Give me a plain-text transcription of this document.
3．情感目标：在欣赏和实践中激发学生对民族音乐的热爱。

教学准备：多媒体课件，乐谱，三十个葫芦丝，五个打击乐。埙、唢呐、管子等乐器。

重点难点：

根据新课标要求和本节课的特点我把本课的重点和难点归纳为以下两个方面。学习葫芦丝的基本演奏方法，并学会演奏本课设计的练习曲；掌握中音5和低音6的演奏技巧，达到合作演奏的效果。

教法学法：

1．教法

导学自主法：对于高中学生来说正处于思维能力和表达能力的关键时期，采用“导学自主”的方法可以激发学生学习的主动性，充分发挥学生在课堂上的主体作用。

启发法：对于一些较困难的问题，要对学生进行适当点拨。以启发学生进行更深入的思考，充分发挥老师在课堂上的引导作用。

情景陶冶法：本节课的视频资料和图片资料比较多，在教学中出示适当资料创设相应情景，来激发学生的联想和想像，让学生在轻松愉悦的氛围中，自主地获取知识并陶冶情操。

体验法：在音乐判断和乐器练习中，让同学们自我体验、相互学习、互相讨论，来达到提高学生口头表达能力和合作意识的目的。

--

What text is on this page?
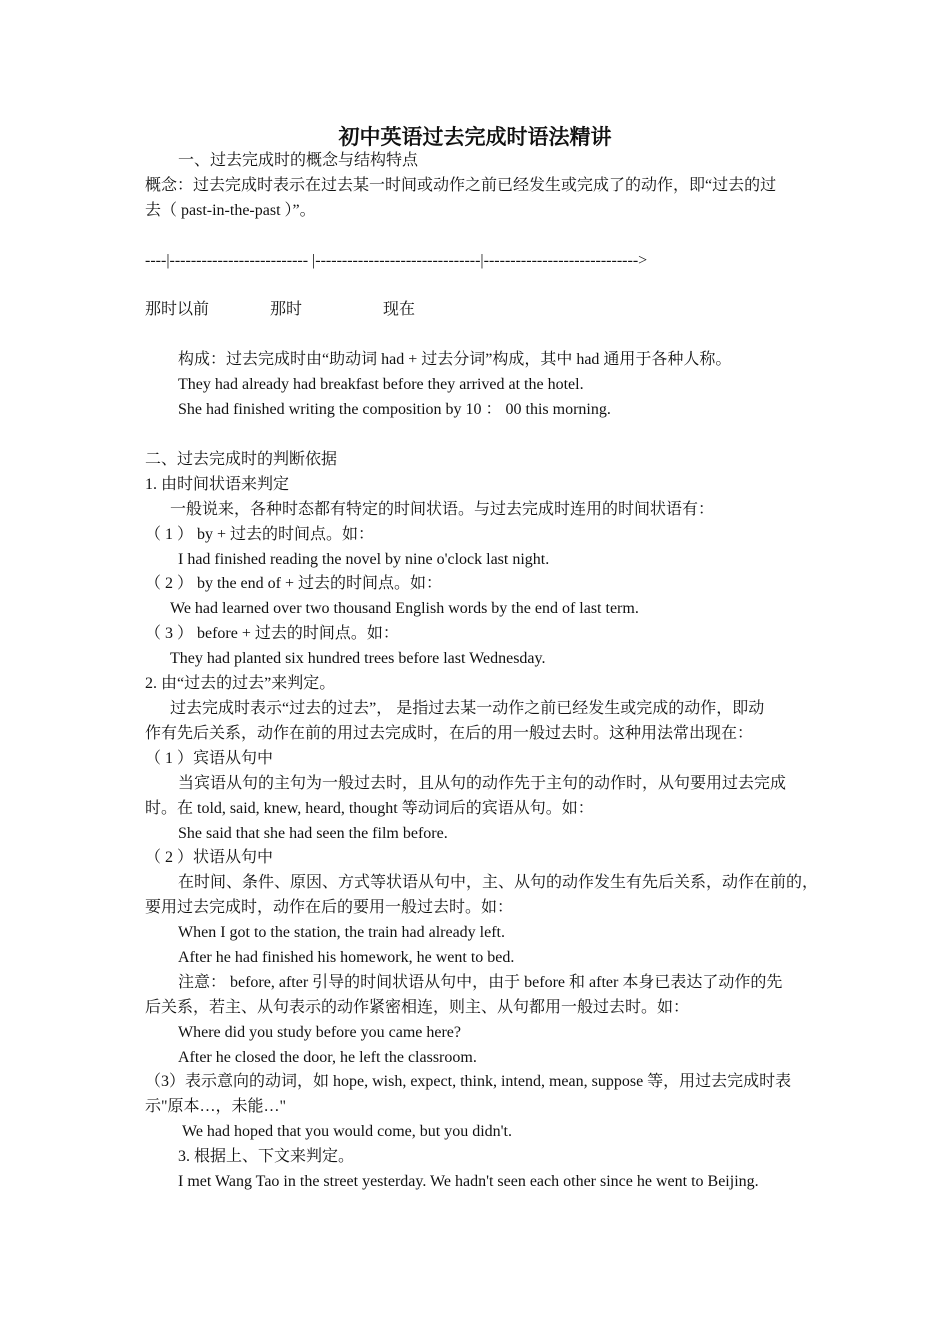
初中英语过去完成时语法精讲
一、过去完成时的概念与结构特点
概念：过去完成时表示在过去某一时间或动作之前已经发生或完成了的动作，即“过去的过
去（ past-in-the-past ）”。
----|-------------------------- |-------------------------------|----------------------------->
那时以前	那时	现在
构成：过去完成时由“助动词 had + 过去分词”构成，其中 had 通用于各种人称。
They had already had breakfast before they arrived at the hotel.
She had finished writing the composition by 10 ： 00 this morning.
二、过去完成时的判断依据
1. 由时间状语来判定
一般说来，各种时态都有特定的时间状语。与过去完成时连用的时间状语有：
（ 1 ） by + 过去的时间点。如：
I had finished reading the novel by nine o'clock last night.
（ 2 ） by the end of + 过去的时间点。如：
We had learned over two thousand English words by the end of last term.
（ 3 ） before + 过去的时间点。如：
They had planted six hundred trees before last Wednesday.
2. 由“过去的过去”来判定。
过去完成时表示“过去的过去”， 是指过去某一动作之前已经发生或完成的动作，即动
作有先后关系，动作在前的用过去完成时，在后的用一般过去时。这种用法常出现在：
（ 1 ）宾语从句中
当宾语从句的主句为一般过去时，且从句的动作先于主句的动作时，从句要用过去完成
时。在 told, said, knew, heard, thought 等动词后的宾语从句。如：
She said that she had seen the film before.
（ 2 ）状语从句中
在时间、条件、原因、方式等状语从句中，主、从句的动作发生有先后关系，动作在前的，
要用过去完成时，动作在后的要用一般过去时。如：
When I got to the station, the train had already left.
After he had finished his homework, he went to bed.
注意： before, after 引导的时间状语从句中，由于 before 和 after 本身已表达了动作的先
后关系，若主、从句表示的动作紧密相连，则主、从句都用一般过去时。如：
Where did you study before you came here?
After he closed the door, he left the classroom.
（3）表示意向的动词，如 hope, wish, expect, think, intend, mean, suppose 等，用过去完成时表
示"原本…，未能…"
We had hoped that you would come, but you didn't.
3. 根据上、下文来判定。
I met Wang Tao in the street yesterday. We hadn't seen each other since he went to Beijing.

* **PROMPT**
Read the data above and pull out each line that holds the string "already".

* **REPLY**
They had already had breakfast before they arrived at the hotel.
When I got to the station, the train had already left.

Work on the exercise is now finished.